(Dataset items)
▬▬▬

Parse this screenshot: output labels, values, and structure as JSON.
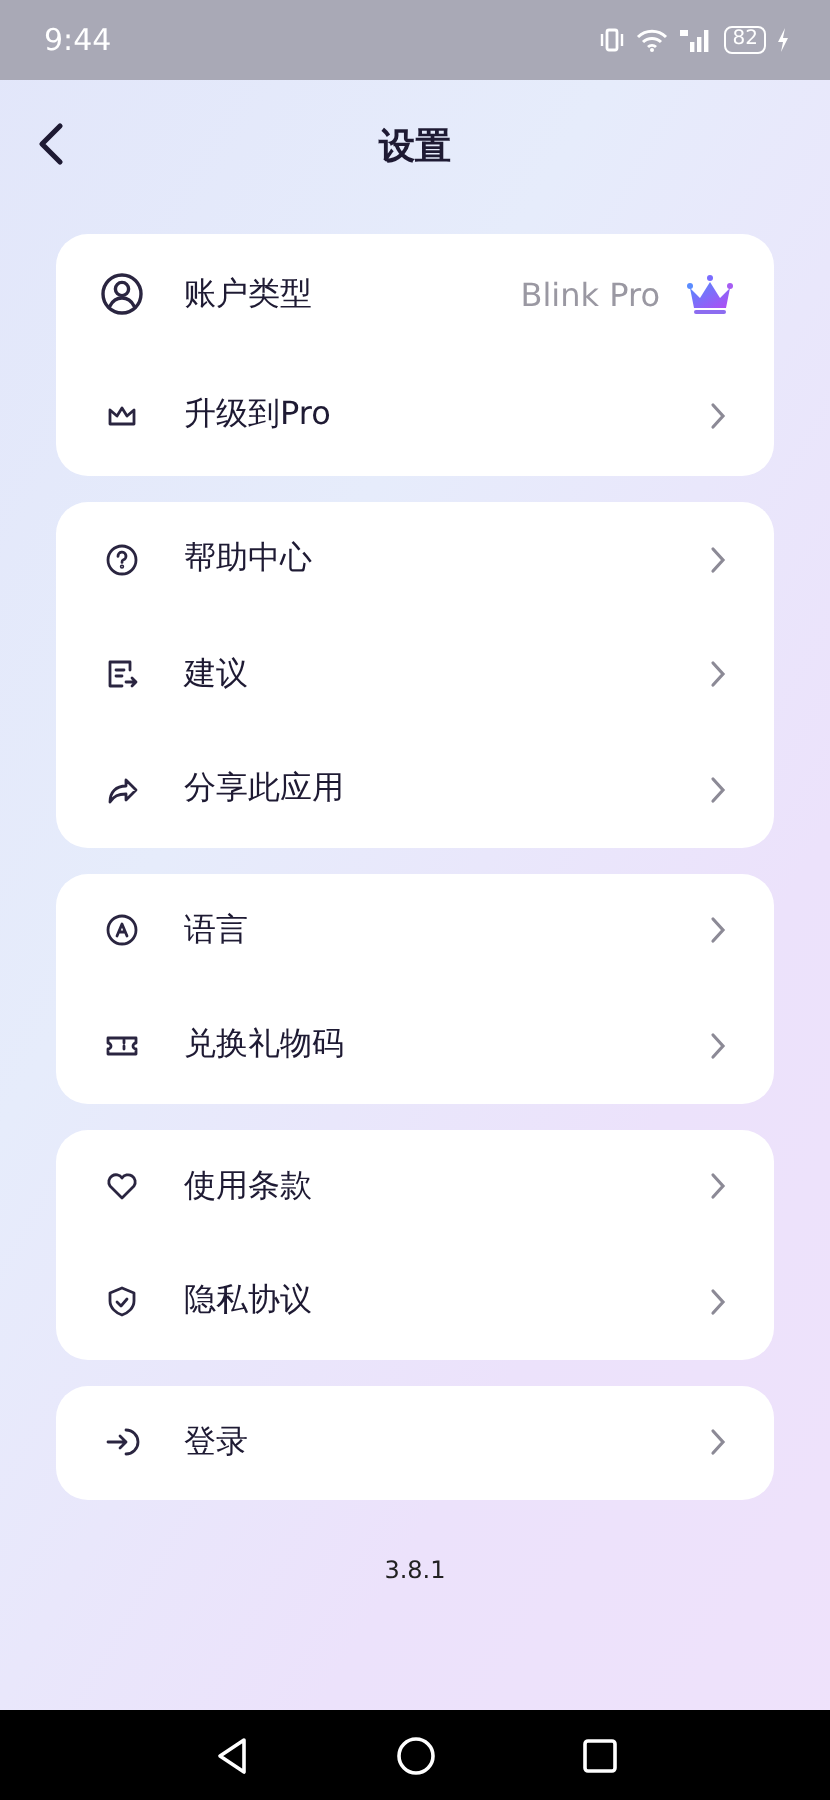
{
  "status_bar": {
    "time": "9:44",
    "battery": "82"
  },
  "header": {
    "title": "设置"
  },
  "sections": [
    {
      "items": [
        {
          "kind": "value",
          "label": "账户类型",
          "value": "Blink Pro"
        },
        {
          "kind": "link",
          "label": "升级到Pro"
        }
      ]
    },
    {
      "items": [
        {
          "kind": "link",
          "label": "帮助中心"
        },
        {
          "kind": "link",
          "label": "建议"
        },
        {
          "kind": "link",
          "label": "分享此应用"
        }
      ]
    },
    {
      "items": [
        {
          "kind": "link",
          "label": "语言"
        },
        {
          "kind": "link",
          "label": "兑换礼物码"
        }
      ]
    },
    {
      "items": [
        {
          "kind": "link",
          "label": "使用条款"
        },
        {
          "kind": "link",
          "label": "隐私协议"
        }
      ]
    },
    {
      "items": [
        {
          "kind": "link",
          "label": "登录"
        }
      ]
    }
  ],
  "version": "3.8.1"
}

▬▬▬

Exercise requirements: The records above need to be given again exactly. Omit the pictures.

Exercise answer:
Parse this screenshot: output labels, values, and structure as JSON.
{
  "status_bar": {
    "time": "9:44",
    "battery": "82"
  },
  "header": {
    "title": "设置"
  },
  "sections": [
    {
      "items": [
        {
          "kind": "value",
          "label": "账户类型",
          "value": "Blink Pro"
        },
        {
          "kind": "link",
          "label": "升级到Pro"
        }
      ]
    },
    {
      "items": [
        {
          "kind": "link",
          "label": "帮助中心"
        },
        {
          "kind": "link",
          "label": "建议"
        },
        {
          "kind": "link",
          "label": "分享此应用"
        }
      ]
    },
    {
      "items": [
        {
          "kind": "link",
          "label": "语言"
        },
        {
          "kind": "link",
          "label": "兑换礼物码"
        }
      ]
    },
    {
      "items": [
        {
          "kind": "link",
          "label": "使用条款"
        },
        {
          "kind": "link",
          "label": "隐私协议"
        }
      ]
    },
    {
      "items": [
        {
          "kind": "link",
          "label": "登录"
        }
      ]
    }
  ],
  "version": "3.8.1"
}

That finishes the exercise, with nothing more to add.